- **Required task**: Retype nothing but the lines running from the line that contains "Output the text content of this document." to the last line, both ends included, and skip every image.

- **Provided records**:
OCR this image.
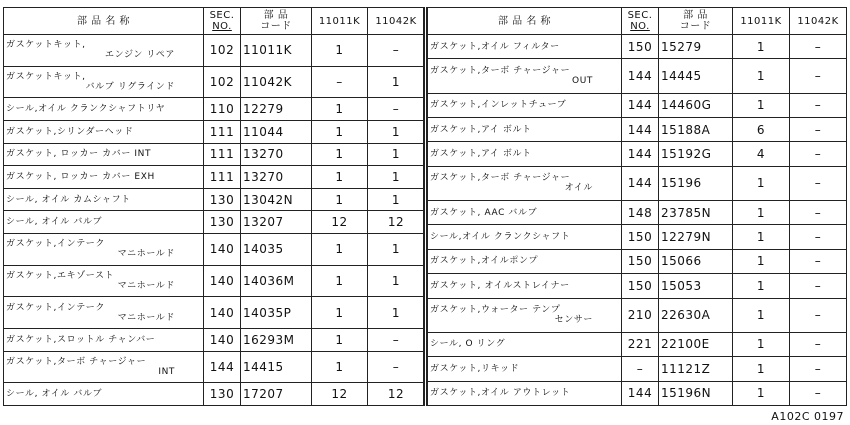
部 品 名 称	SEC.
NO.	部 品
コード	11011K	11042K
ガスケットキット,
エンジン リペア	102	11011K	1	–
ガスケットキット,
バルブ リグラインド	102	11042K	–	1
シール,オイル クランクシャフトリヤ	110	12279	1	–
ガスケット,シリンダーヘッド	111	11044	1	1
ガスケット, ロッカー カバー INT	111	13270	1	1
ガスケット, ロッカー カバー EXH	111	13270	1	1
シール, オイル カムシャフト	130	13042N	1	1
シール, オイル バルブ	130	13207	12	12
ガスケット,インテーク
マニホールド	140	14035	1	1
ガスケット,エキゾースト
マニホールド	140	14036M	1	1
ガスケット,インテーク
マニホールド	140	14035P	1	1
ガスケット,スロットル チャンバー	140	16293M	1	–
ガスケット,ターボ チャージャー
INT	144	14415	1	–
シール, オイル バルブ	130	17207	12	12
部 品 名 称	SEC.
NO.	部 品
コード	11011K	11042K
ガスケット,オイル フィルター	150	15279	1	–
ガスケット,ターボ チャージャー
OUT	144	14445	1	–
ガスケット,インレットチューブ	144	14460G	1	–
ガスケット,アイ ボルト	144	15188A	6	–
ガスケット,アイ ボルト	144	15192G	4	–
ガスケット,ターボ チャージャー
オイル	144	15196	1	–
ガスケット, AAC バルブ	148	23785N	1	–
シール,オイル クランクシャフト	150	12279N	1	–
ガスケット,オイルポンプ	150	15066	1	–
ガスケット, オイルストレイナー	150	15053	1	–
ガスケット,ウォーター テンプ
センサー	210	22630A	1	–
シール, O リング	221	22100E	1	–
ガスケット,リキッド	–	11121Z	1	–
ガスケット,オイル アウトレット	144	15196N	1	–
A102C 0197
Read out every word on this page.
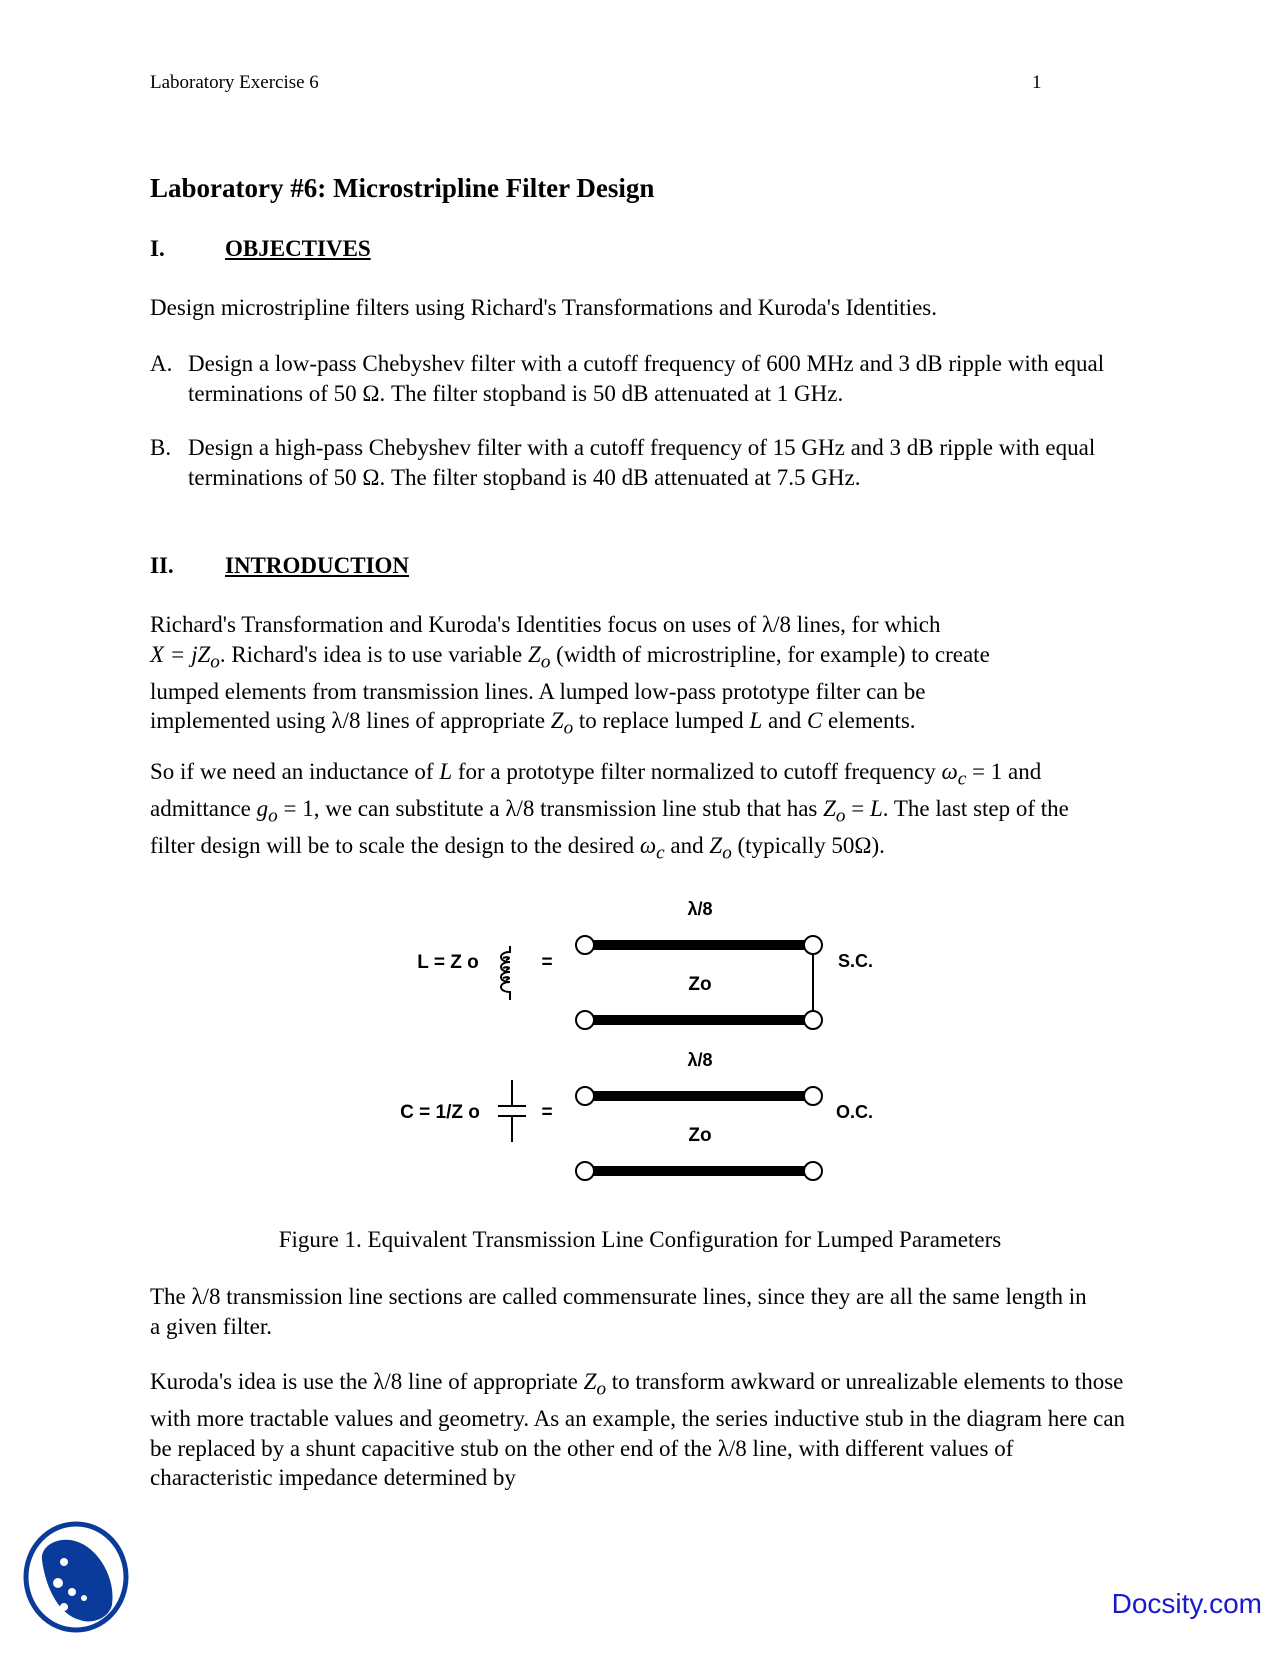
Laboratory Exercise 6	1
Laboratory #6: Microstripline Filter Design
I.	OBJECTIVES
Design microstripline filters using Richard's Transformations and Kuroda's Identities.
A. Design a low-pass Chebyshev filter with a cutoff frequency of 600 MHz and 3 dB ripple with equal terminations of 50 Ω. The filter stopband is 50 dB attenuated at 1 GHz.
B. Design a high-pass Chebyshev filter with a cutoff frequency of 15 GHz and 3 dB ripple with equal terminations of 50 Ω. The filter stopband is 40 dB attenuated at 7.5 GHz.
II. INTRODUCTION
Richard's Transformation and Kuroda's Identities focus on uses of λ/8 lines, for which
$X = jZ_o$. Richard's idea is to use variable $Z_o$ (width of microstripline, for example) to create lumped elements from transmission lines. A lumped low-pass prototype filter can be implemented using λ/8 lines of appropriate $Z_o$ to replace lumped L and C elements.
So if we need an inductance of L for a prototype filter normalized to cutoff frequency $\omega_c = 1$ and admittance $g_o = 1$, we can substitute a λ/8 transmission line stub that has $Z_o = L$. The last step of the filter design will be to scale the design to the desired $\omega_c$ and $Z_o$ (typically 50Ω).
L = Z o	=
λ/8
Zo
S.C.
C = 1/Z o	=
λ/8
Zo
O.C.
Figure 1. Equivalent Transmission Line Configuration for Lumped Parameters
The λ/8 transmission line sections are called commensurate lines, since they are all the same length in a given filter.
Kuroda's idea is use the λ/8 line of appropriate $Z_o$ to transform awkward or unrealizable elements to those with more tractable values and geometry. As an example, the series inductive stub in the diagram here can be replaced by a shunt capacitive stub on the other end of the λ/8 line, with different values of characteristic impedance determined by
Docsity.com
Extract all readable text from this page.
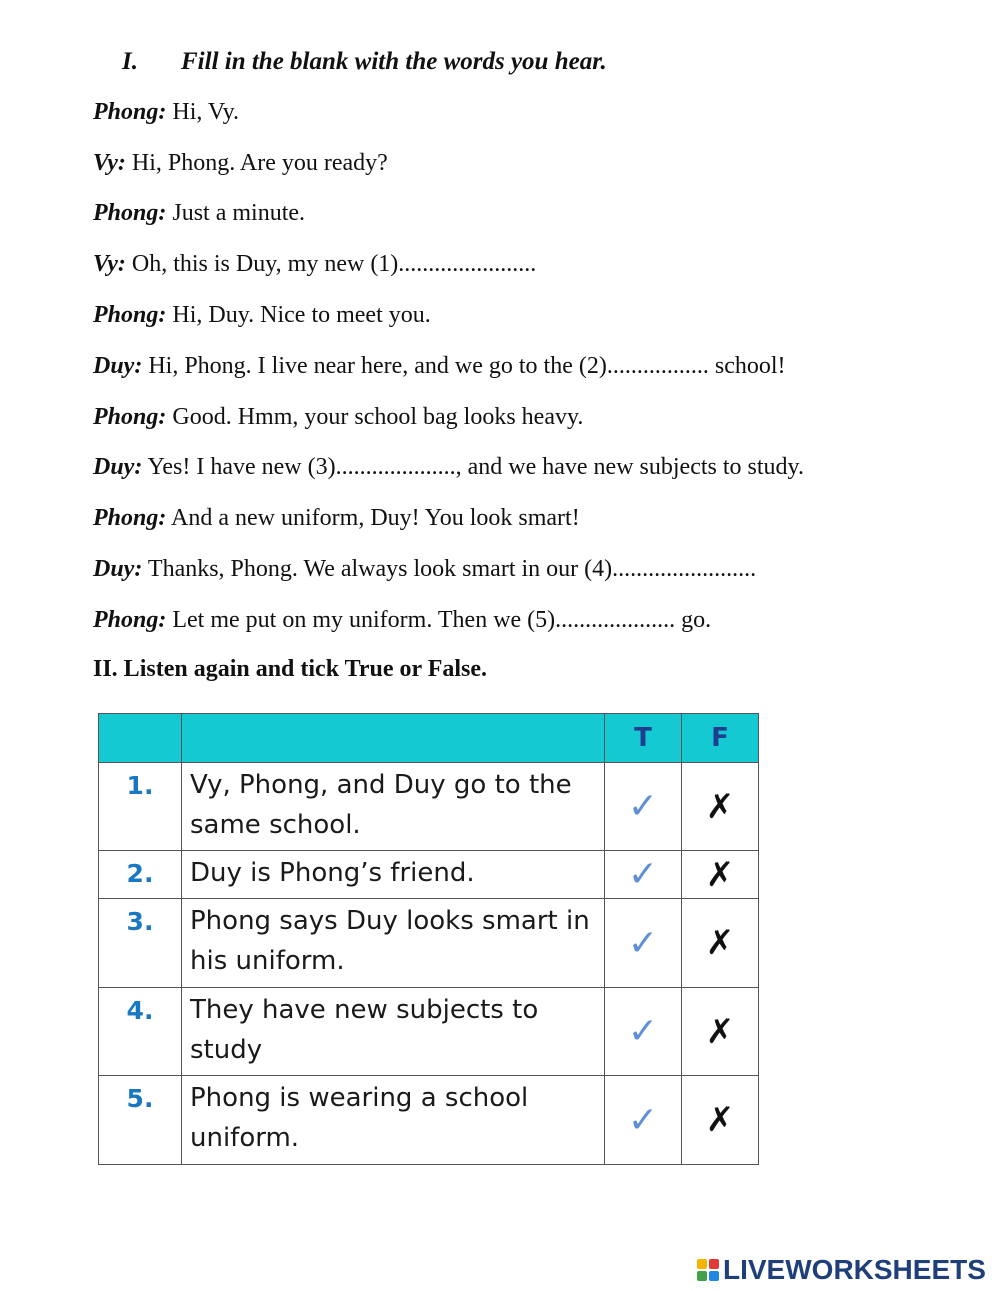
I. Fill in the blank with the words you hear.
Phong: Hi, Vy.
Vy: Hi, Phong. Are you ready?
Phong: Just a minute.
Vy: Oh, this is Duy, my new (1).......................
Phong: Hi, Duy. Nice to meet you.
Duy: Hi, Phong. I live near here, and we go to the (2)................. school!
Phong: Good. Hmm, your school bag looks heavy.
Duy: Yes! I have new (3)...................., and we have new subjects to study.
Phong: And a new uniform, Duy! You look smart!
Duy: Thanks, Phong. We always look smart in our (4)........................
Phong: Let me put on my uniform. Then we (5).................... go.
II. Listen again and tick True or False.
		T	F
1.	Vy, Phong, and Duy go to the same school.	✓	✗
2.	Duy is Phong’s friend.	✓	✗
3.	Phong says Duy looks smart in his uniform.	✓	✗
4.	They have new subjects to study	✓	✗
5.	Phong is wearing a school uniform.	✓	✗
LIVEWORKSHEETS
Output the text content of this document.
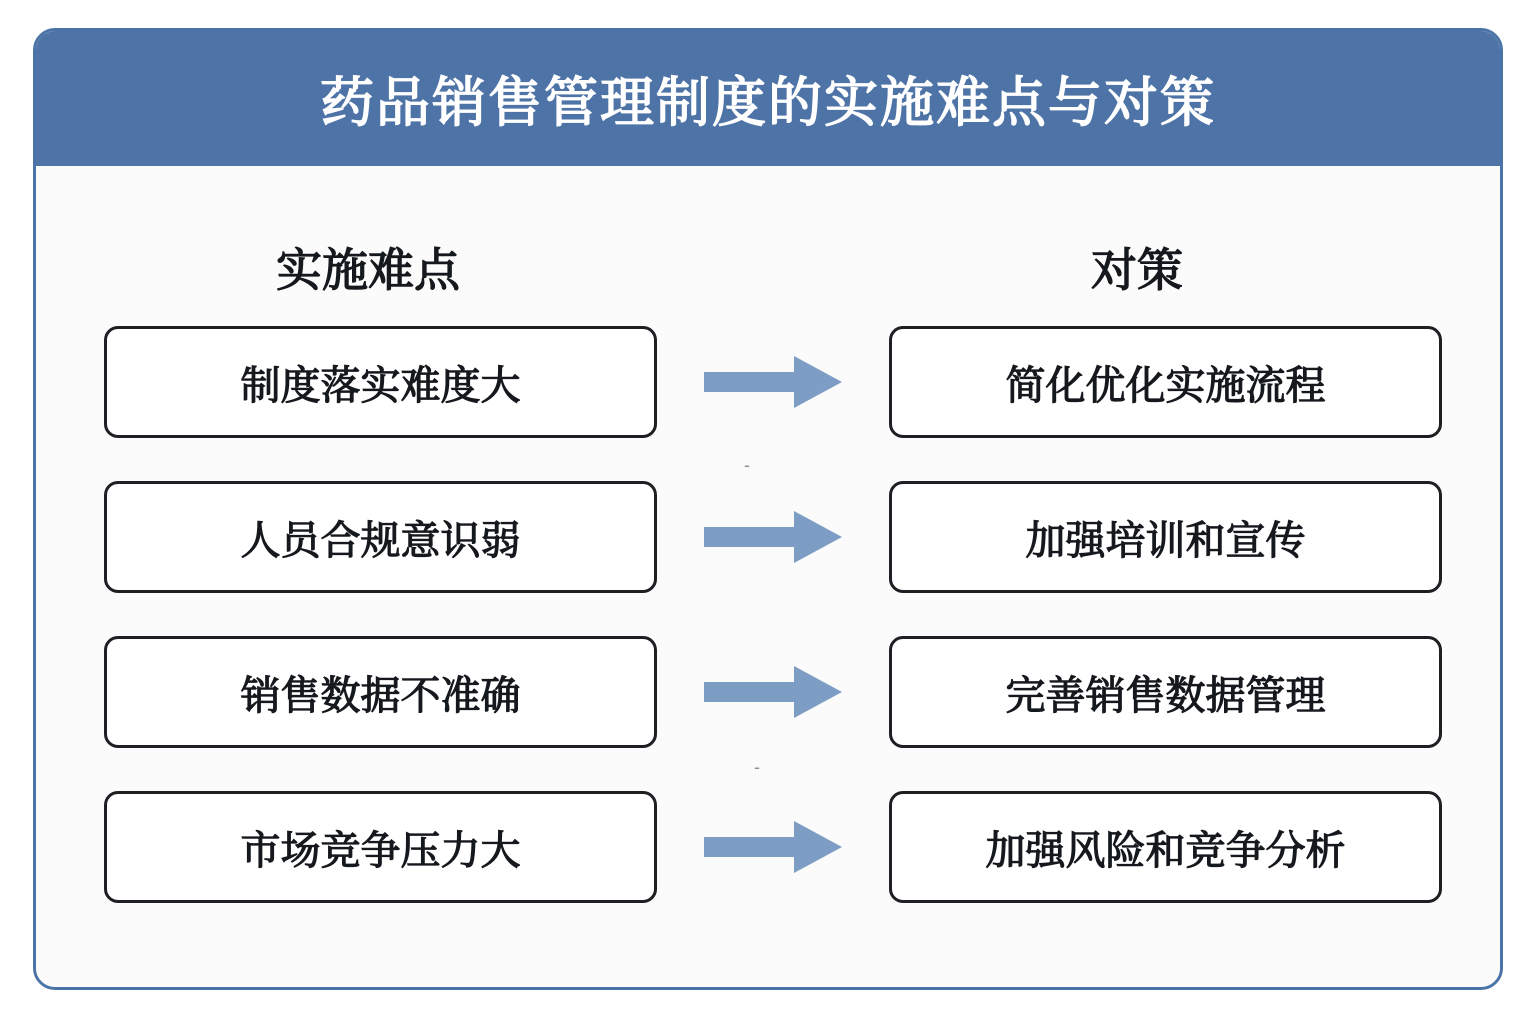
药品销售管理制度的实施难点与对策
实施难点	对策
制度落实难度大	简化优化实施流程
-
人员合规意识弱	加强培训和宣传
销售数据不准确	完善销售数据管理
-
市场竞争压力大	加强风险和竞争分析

- **Written reply**:
Output the text content of this document.
药品销售管理制度的实施难点与对策
实施难点	对策
制度落实难度大	简化优化实施流程
-
人员合规意识弱	加强培训和宣传
销售数据不准确	完善销售数据管理
-
市场竞争压力大	加强风险和竞争分析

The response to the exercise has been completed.